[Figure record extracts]
^^^^

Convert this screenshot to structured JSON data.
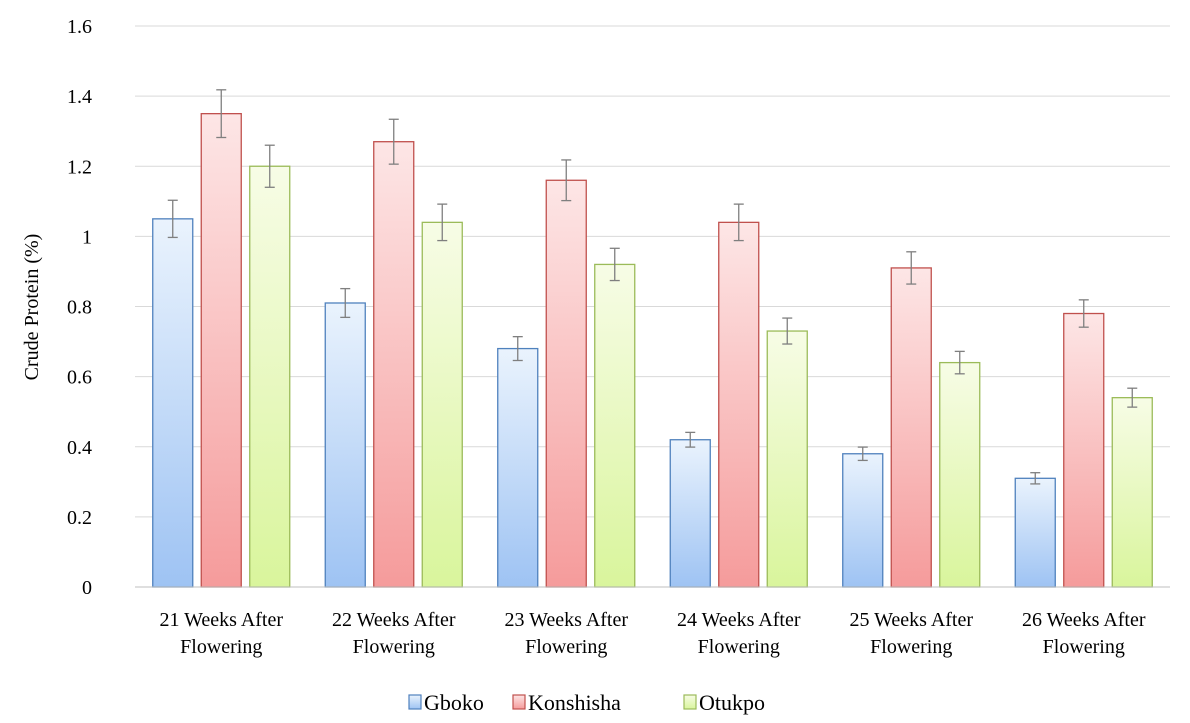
{
  "chart_data": {
    "type": "bar",
    "title": "",
    "xlabel": "",
    "ylabel": "Crude Protein (%)",
    "ylim": [
      0,
      1.6
    ],
    "yticks": [
      "0",
      "0.2",
      "0.4",
      "0.6",
      "0.8",
      "1",
      "1.2",
      "1.4",
      "1.6"
    ],
    "ytick_values": [
      0,
      0.2,
      0.4,
      0.6,
      0.8,
      1.0,
      1.2,
      1.4,
      1.6
    ],
    "grid": true,
    "legend_position": "bottom",
    "categories": [
      [
        "21 Weeks After",
        "Flowering"
      ],
      [
        "22 Weeks After",
        "Flowering"
      ],
      [
        "23 Weeks After",
        "Flowering"
      ],
      [
        "24 Weeks After",
        "Flowering"
      ],
      [
        "25 Weeks After",
        "Flowering"
      ],
      [
        "26 Weeks After",
        "Flowering"
      ]
    ],
    "series": [
      {
        "name": "Gboko",
        "values": [
          1.05,
          0.81,
          0.68,
          0.42,
          0.38,
          0.31
        ],
        "errors": [
          0.053,
          0.041,
          0.034,
          0.021,
          0.019,
          0.016
        ],
        "color_top": "#eaf3fd",
        "color_bottom": "#9ec3f3",
        "border": "#4f81bd"
      },
      {
        "name": "Konshisha",
        "values": [
          1.35,
          1.27,
          1.16,
          1.04,
          0.91,
          0.78
        ],
        "errors": [
          0.068,
          0.064,
          0.058,
          0.052,
          0.046,
          0.039
        ],
        "color_top": "#fde6e6",
        "color_bottom": "#f59b9b",
        "border": "#c0504d"
      },
      {
        "name": "Otukpo",
        "values": [
          1.2,
          1.04,
          0.92,
          0.73,
          0.64,
          0.54
        ],
        "errors": [
          0.06,
          0.052,
          0.046,
          0.037,
          0.032,
          0.027
        ],
        "color_top": "#f7fce6",
        "color_bottom": "#d9f59c",
        "border": "#9bbb59"
      }
    ]
  }
}
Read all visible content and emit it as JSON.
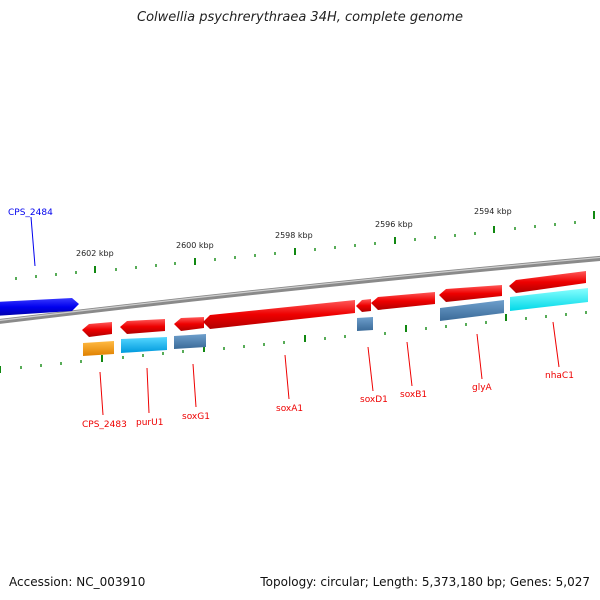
{
  "title": "Colwellia psychrerythraea 34H, complete genome",
  "accession_text": "Accession: NC_003910",
  "topology_text": "Topology: circular; Length: 5,373,180 bp; Genes: 5,027",
  "colors": {
    "forward_gene": "#0000ee",
    "reverse_gene": "#ee0000",
    "backbone": "#888888",
    "tick": "#118811",
    "cog_orange": "#ff9900",
    "cog_lightblue": "#00bbff",
    "cog_steelblue": "#4a7fb0",
    "cog_cyan": "#00ffff"
  },
  "tick_labels": [
    "2602 kbp",
    "2600 kbp",
    "2598 kbp",
    "2596 kbp",
    "2594 kbp"
  ],
  "gene_labels": {
    "forward": [
      "CPS_2484"
    ],
    "reverse": [
      "CPS_2483",
      "purU1",
      "soxG1",
      "soxA1",
      "soxD1",
      "soxB1",
      "glyA",
      "nhaC1"
    ]
  }
}
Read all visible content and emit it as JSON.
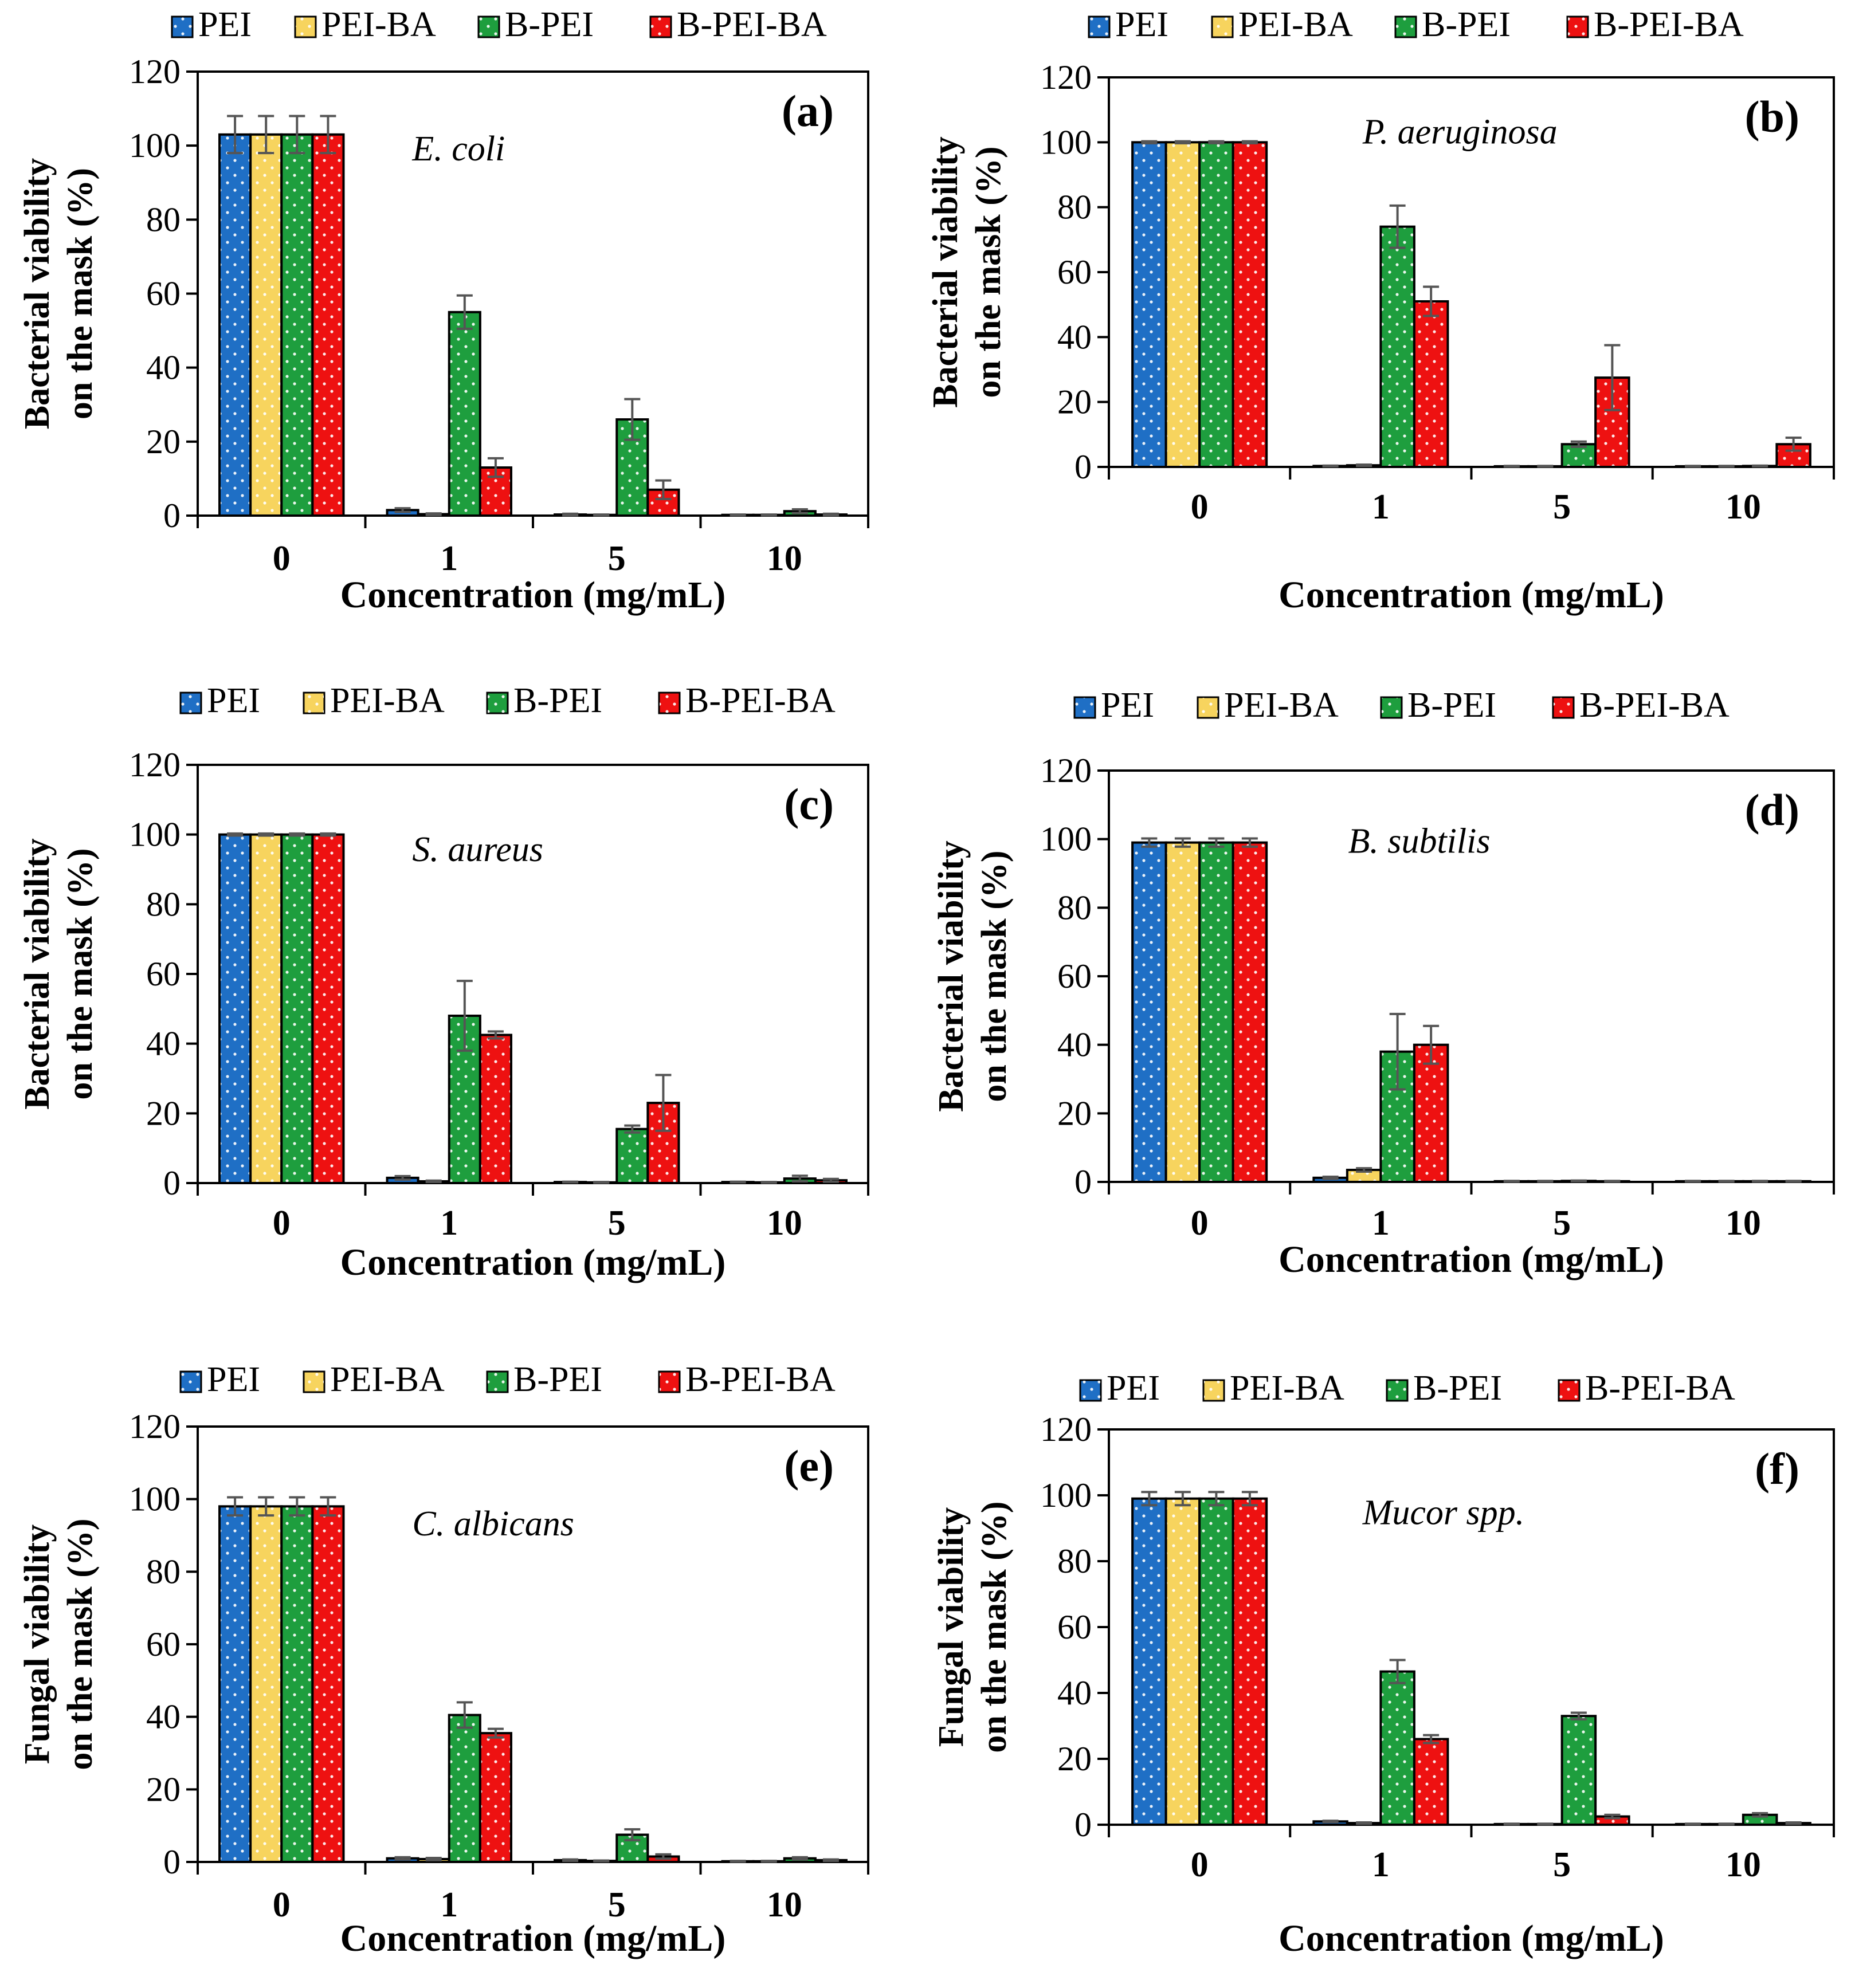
{
  "legend_labels": [
    "PEI",
    "PEI-BA",
    "B-PEI",
    "B-PEI-BA"
  ],
  "series_colors": [
    "#1f6fc5",
    "#f7d45e",
    "#1e9e3e",
    "#ee1111"
  ],
  "chart_data": [
    {
      "type": "bar",
      "panel_label": "(a)",
      "organism": "E. coli",
      "xlabel": "Concentration (mg/mL)",
      "ylabel": [
        "Bacterial viability",
        "on the mask (%)"
      ],
      "categories": [
        "0",
        "1",
        "5",
        "10"
      ],
      "ylim": [
        0,
        120
      ],
      "yticks": [
        0,
        20,
        40,
        60,
        80,
        100,
        120
      ],
      "series": [
        {
          "name": "PEI",
          "values": [
            103,
            1.5,
            0.3,
            0.2
          ],
          "errors": [
            5,
            0.5,
            0.2,
            0.1
          ]
        },
        {
          "name": "PEI-BA",
          "values": [
            103,
            0.4,
            0.2,
            0.2
          ],
          "errors": [
            5,
            0.2,
            0.1,
            0.1
          ]
        },
        {
          "name": "B-PEI",
          "values": [
            103,
            55,
            26,
            1.2
          ],
          "errors": [
            5,
            4.5,
            5.5,
            0.5
          ]
        },
        {
          "name": "B-PEI-BA",
          "values": [
            103,
            13,
            7,
            0.3
          ],
          "errors": [
            5,
            2.5,
            2.5,
            0.2
          ]
        }
      ]
    },
    {
      "type": "bar",
      "panel_label": "(b)",
      "organism": "P. aeruginosa",
      "xlabel": "Concentration (mg/mL)",
      "ylabel": [
        "Bacterial viability",
        "on the mask (%)"
      ],
      "categories": [
        "0",
        "1",
        "5",
        "10"
      ],
      "ylim": [
        0,
        120
      ],
      "yticks": [
        0,
        20,
        40,
        60,
        80,
        100,
        120
      ],
      "series": [
        {
          "name": "PEI",
          "values": [
            100,
            0.3,
            0.2,
            0.2
          ],
          "errors": [
            0.3,
            0.1,
            0.1,
            0.1
          ]
        },
        {
          "name": "PEI-BA",
          "values": [
            100,
            0.5,
            0.2,
            0.2
          ],
          "errors": [
            0.3,
            0.2,
            0.1,
            0.1
          ]
        },
        {
          "name": "B-PEI",
          "values": [
            100,
            74,
            7,
            0.3
          ],
          "errors": [
            0.3,
            6.5,
            0.8,
            0.1
          ]
        },
        {
          "name": "B-PEI-BA",
          "values": [
            100,
            51,
            27.5,
            7
          ],
          "errors": [
            0.3,
            4.5,
            10,
            2
          ]
        }
      ]
    },
    {
      "type": "bar",
      "panel_label": "(c)",
      "organism": "S. aureus",
      "xlabel": "Concentration (mg/mL)",
      "ylabel": [
        "Bacterial viability",
        "on the mask (%)"
      ],
      "categories": [
        "0",
        "1",
        "5",
        "10"
      ],
      "ylim": [
        0,
        120
      ],
      "yticks": [
        0,
        20,
        40,
        60,
        80,
        100,
        120
      ],
      "series": [
        {
          "name": "PEI",
          "values": [
            100,
            1.5,
            0.3,
            0.3
          ],
          "errors": [
            0.3,
            0.5,
            0.1,
            0.1
          ]
        },
        {
          "name": "PEI-BA",
          "values": [
            100,
            0.5,
            0.2,
            0.2
          ],
          "errors": [
            0.3,
            0.2,
            0.1,
            0.1
          ]
        },
        {
          "name": "B-PEI",
          "values": [
            100,
            48,
            15.5,
            1.3
          ],
          "errors": [
            0.3,
            10,
            1,
            0.8
          ]
        },
        {
          "name": "B-PEI-BA",
          "values": [
            100,
            42.5,
            23,
            0.8
          ],
          "errors": [
            0.3,
            1,
            8,
            0.4
          ]
        }
      ]
    },
    {
      "type": "bar",
      "panel_label": "(d)",
      "organism": "B. subtilis",
      "xlabel": "Concentration (mg/mL)",
      "ylabel": [
        "Bacterial viability",
        "on the mask (%)"
      ],
      "categories": [
        "0",
        "1",
        "5",
        "10"
      ],
      "ylim": [
        0,
        120
      ],
      "yticks": [
        0,
        20,
        40,
        60,
        80,
        100,
        120
      ],
      "series": [
        {
          "name": "PEI",
          "values": [
            99,
            1.2,
            0.2,
            0.2
          ],
          "errors": [
            1.2,
            0.3,
            0.1,
            0.1
          ]
        },
        {
          "name": "PEI-BA",
          "values": [
            99,
            3.5,
            0.2,
            0.2
          ],
          "errors": [
            1.2,
            0.5,
            0.1,
            0.1
          ]
        },
        {
          "name": "B-PEI",
          "values": [
            99,
            38,
            0.3,
            0.2
          ],
          "errors": [
            1.2,
            11,
            0.1,
            0.1
          ]
        },
        {
          "name": "B-PEI-BA",
          "values": [
            99,
            40,
            0.2,
            0.2
          ],
          "errors": [
            1.2,
            5.5,
            0.1,
            0.1
          ]
        }
      ]
    },
    {
      "type": "bar",
      "panel_label": "(e)",
      "organism": "C. albicans",
      "xlabel": "Concentration (mg/mL)",
      "ylabel": [
        "Fungal viability",
        "on the mask (%)"
      ],
      "categories": [
        "0",
        "1",
        "5",
        "10"
      ],
      "ylim": [
        0,
        120
      ],
      "yticks": [
        0,
        20,
        40,
        60,
        80,
        100,
        120
      ],
      "series": [
        {
          "name": "PEI",
          "values": [
            98,
            1,
            0.5,
            0.2
          ],
          "errors": [
            2.5,
            0.3,
            0.2,
            0.1
          ]
        },
        {
          "name": "PEI-BA",
          "values": [
            98,
            0.8,
            0.3,
            0.2
          ],
          "errors": [
            2.5,
            0.3,
            0.1,
            0.1
          ]
        },
        {
          "name": "B-PEI",
          "values": [
            98,
            40.5,
            7.5,
            1
          ],
          "errors": [
            2.5,
            3.5,
            1.5,
            0.3
          ]
        },
        {
          "name": "B-PEI-BA",
          "values": [
            98,
            35.5,
            1.5,
            0.5
          ],
          "errors": [
            2.5,
            1.2,
            0.6,
            0.2
          ]
        }
      ]
    },
    {
      "type": "bar",
      "panel_label": "(f)",
      "organism": "Mucor spp.",
      "xlabel": "Concentration (mg/mL)",
      "ylabel": [
        "Fungal viability",
        "on the mask (%)"
      ],
      "categories": [
        "0",
        "1",
        "5",
        "10"
      ],
      "ylim": [
        0,
        120
      ],
      "yticks": [
        0,
        20,
        40,
        60,
        80,
        100,
        120
      ],
      "series": [
        {
          "name": "PEI",
          "values": [
            99,
            1,
            0.2,
            0.2
          ],
          "errors": [
            2,
            0.2,
            0.1,
            0.1
          ]
        },
        {
          "name": "PEI-BA",
          "values": [
            99,
            0.5,
            0.2,
            0.2
          ],
          "errors": [
            2,
            0.2,
            0.1,
            0.1
          ]
        },
        {
          "name": "B-PEI",
          "values": [
            99,
            46.5,
            33,
            3
          ],
          "errors": [
            2,
            3.5,
            1,
            0.5
          ]
        },
        {
          "name": "B-PEI-BA",
          "values": [
            99,
            26,
            2.5,
            0.5
          ],
          "errors": [
            2,
            1.2,
            0.5,
            0.2
          ]
        }
      ]
    }
  ]
}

^^^^

### Exercise details
What lines hold the string "border"? Pick them out of the data.

### Response
        "border": "#4f81bd"
        "border": "#c0504d"
        "border": "#9bbb59"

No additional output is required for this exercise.